» **STATED PROBLEM 1**: In the text on building an MMC from Uniform random variates, which work is cited for constructing a Markov chain from a Uniform variable?
» **STATED PROBLEM 2**: Transcribe word for word the stretch of the MMC construction text from "2.2 Constructing an" through "the copula parameters.".

» **TEXT BLOCK**:

'''

2.2 Constructing an MMC from Uniform random variates

Since the copula is a $D$ -dimensional CDF with Uniform marginals, we discuss a method to generate an MMC from a Gaussian copula in this section. This will be relevant to our method of estimating the copula parameters.

Let us first review a method to generate a univariate Markov chain; Serfozo (2009) describes how to construct a Markov chain from a Uniform variable. Suppose that the desired Markov chain has the initial distribution vector $\boldsymbol{\alpha}$ and the transition probability matrix ${\bf\Pi}$ . Let $h(u)$ and $f(j,u)$ be functions transforming continuous values into categorical values $\mathcal{J}=\{1,2,\ldots,J\}$ . They are given by

h(u)=j\text{ if }u\in I_{j}\text{ for some }j\in\mathcal{J},

(9)

where $I_{1}=\left[0,\alpha_{1}\right)$ and $I_{j}=\left[\sum^{j-1}_{l=1}\alpha_{l},\sum^{j}_{l=1}\alpha_{l}\right)$ for any $j>1$ , and

f(i,u)=j\text{ if }u\in I_{ij}\text{ for some }j\in\mathcal{J},

(10)

'''

» **GIVEN DATA**:
'''

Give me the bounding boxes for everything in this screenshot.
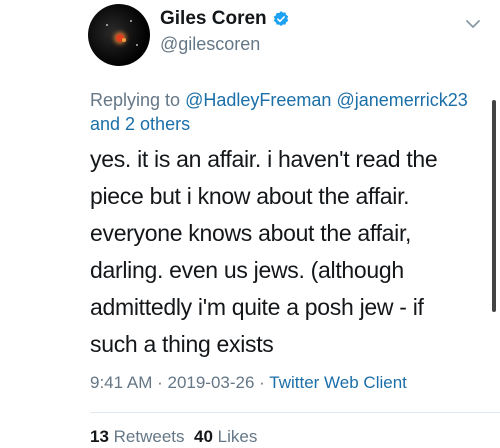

'''

» **COMPLETE RESPONSE 1**: Serfozo (2009)

» **COMPLETE RESPONSE 2**:
2.2 Constructing an MMC from Uniform random variates

Since the copula is a $D$ -dimensional CDF with Uniform marginals, we discuss a method to generate an MMC from a Gaussian copula in this section. This will be relevant to our method of estimating the copula parameters.